▸ **Stated task 1**: Write out the part of the passage on the Top Gear video game starting with "The game’s soundtrack, composed" and going on through "and melodic structures.".
▸ **Stated task 2**: In the passage on the Top Gear video game, which developer released the game for modern systems as Top Racer Collection, and on what date?
▸ **Stated task 3**: Write what comes next in the passage on the Top Gear video game, starting after its final sentence.

▸ **Passage shown**:
During the early stages of development, the composer experimented with the SNES music driver to explore its potential. Although most of the technical documentation was in Japanese (Kanji), the data structure was reverse-engineered through trial and error. One notable discovery was the SNES’s real-time echo effect, made possible by its audio DSP—a feature uncommon in contemporary consoles. However, the effect consumed significant memory, which led to the Top Gear soundtrack using a precise echo of one sixteenth note, the maximum length that could be accommodated within the system’s limitations.

The game’s soundtrack, composed by Scottish musician Barry Leitch, became a defining aspect of its legacy. Leitch later recalled that the music was created under a tight production schedule, with some tracks reworked from his earlier compositions for Lotus Turbo Challenge and its sequels due to time constraints. The "Vegas" track, for example, was one of the first pieces written for Top Gear, featuring Leitch’s preferred chord progressions and melodic structures.

The game (under the title Top Racer), along with several other retro titles, was released by Piko Interactive on a multi-cart for the Evercade handheld gaming system in 2020.

Developer QUByte Interactive released the game for modern systems under the name Top Racer Collection on March 7, 2024.

== Reception ==

Top Gear received a 20.82/30 score in a 1993 readers' poll conducted by Super Famicom Magazine, ranking among Super Famicom titles at the number 142 spot. The game was met with positive reception from critics and reviewers alike since its release.

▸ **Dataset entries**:
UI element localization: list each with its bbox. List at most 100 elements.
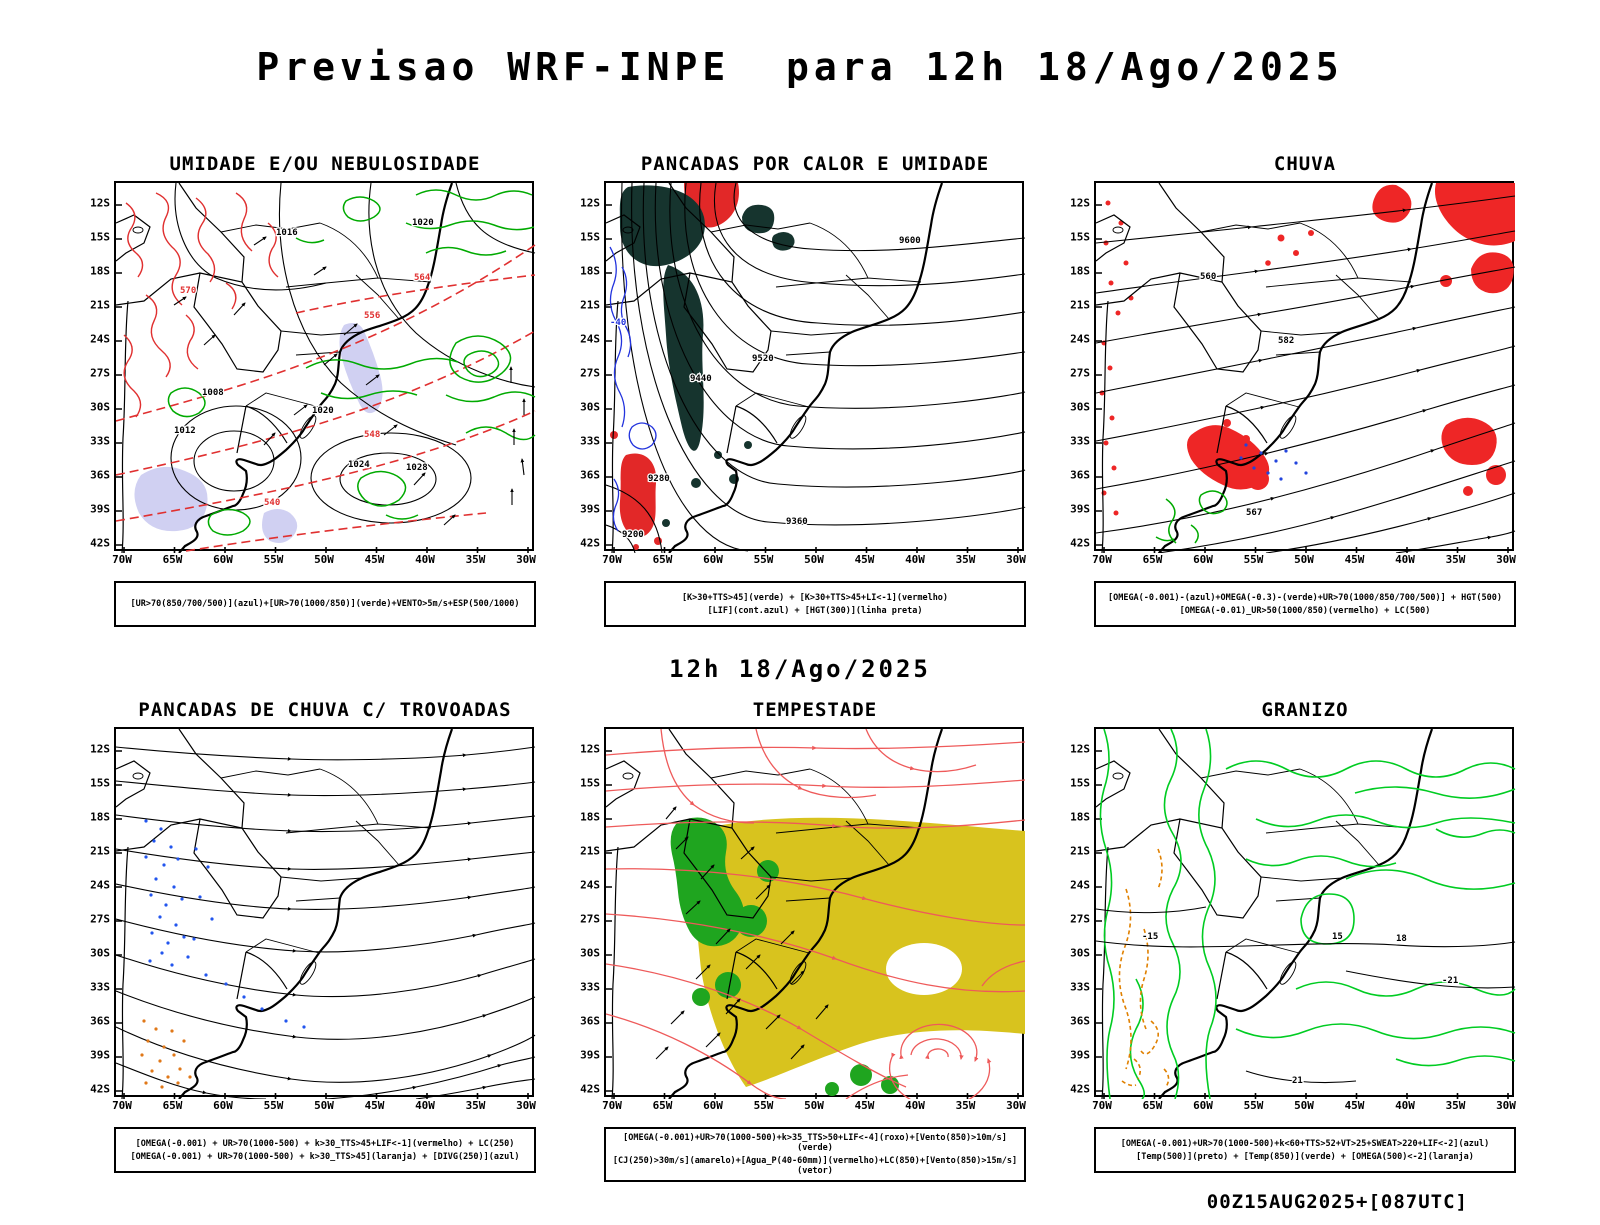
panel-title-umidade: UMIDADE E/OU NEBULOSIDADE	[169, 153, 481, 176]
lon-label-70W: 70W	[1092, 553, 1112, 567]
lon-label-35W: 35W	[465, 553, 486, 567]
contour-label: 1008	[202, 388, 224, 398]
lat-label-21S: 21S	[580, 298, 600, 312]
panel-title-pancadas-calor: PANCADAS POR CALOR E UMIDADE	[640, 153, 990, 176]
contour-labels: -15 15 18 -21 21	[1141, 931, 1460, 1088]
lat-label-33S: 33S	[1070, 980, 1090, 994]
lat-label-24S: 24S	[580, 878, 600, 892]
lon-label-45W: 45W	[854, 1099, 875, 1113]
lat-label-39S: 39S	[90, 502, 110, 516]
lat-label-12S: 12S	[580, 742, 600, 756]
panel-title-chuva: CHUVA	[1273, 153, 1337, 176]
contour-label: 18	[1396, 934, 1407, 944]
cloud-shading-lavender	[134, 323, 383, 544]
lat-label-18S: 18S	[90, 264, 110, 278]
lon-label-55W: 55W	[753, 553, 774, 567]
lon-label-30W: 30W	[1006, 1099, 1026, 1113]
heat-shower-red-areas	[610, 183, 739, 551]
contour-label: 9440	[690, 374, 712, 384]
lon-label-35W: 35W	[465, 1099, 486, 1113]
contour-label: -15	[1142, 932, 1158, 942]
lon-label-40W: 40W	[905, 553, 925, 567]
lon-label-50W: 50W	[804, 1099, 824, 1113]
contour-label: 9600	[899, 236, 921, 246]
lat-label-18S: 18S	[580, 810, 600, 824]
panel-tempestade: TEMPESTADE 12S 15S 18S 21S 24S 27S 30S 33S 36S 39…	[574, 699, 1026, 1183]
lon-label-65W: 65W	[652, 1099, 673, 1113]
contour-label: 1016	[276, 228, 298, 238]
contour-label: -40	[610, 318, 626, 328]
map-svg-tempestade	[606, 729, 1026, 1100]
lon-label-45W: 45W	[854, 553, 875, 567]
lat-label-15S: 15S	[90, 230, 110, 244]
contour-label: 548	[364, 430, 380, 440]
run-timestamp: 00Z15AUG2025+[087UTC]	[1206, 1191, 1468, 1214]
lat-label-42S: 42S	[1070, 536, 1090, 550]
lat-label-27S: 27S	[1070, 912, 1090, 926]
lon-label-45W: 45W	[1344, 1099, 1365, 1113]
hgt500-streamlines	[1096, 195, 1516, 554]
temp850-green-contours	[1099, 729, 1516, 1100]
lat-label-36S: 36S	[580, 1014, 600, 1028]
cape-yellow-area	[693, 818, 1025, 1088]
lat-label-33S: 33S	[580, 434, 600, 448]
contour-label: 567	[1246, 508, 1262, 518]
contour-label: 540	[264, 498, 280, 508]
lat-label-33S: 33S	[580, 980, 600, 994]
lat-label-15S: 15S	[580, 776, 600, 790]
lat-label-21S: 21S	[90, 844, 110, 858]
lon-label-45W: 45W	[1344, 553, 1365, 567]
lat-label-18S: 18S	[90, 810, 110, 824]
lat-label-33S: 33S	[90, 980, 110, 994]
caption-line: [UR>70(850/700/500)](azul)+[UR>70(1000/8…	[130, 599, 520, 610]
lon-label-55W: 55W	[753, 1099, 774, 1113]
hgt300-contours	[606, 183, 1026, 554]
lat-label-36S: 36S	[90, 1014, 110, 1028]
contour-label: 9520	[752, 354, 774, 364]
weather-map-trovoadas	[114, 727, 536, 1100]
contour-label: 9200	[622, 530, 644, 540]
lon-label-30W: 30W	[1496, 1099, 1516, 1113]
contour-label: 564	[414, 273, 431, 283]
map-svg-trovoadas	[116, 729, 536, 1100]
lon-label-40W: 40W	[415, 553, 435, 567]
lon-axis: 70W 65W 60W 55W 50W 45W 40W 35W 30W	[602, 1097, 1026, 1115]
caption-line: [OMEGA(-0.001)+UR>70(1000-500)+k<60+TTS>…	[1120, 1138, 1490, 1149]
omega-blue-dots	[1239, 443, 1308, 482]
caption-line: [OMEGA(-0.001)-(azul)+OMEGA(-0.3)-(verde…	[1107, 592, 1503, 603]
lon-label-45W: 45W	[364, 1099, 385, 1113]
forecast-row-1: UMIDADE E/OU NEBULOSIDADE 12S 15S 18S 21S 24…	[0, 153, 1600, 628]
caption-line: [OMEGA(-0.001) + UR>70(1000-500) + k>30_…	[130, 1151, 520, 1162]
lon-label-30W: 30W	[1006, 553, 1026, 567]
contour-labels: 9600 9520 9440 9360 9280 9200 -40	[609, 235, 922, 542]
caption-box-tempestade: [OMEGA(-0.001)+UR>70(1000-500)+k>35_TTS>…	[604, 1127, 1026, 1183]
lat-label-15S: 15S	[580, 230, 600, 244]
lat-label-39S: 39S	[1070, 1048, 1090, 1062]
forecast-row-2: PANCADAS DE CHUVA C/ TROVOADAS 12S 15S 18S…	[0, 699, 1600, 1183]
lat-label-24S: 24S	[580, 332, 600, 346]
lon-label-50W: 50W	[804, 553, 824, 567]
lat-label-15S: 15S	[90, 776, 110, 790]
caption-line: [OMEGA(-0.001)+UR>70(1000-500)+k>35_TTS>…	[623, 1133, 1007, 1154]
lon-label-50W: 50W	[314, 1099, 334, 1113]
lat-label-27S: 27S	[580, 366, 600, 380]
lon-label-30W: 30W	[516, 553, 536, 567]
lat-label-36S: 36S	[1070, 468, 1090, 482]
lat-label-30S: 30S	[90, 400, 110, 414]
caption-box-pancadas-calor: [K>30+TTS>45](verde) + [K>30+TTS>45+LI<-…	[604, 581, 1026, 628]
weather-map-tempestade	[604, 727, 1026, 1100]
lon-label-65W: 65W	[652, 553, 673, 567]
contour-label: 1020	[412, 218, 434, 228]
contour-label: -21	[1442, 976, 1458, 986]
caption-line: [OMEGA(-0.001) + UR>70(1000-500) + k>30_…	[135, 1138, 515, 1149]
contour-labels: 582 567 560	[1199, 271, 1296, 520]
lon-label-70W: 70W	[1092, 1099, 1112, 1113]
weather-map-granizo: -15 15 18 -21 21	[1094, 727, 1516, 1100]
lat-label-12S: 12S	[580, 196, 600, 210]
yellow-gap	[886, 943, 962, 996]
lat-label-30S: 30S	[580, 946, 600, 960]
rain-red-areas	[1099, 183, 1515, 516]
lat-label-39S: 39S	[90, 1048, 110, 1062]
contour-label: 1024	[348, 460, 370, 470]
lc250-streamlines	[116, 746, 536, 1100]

▸ **Result 1**:
The game’s soundtrack, composed by Scottish musician Barry Leitch, became a defining aspect of its legacy. Leitch later recalled that the music was created under a tight production schedule, with some tracks reworked from his earlier compositions for Lotus Turbo Challenge and its sequels due to time constraints. The "Vegas" track, for example, was one of the first pieces written for Top Gear, featuring Leitch’s preferred chord progressions and melodic structures.

▸ **Result 2**: QUByte Interactive released it on March 7, 2024.

▸ **Result 3**:
Review scores
| Publication | Score |
|---|---|
| AllGame | 4/5 |
| Computer and Video Games | 93/100 |
| Famitsu | 8/10, 7/10, 8/10, 6/10 |
| Game Players | 8/10 |
| Official Nintendo Magazine | 85% |
| Super Play | 76% |
| Total! | 93% |
| Control | 79%, 81%, 90% |
| Mean Machines | 92% |
| N-Force | 91% |
| Nintendo Game Zone | 86/100 |
| SNES Force | 88% |
| Super Action | 93% |
| The Super Famicom | 63/10 |
| Super Gamer | 89% |
| Super Pro | 69/100 |

== Legacy ==
Top Gear gained notable popularity in Brazil during the early 1990s, becoming one of the country’s most recognized racing games of the era. Released for the Super Nintendo Entertainment System (SNES) in 1992 by Kemco, the title competed with other early racing games on the platform, such as F-Zero, Super Mario Kart, and Lamborghini American Challenge. The widespread presence of video game rental shops and the prevalence of console piracy in Brazil at the time contributed to the game’s enduring reach and influence among players.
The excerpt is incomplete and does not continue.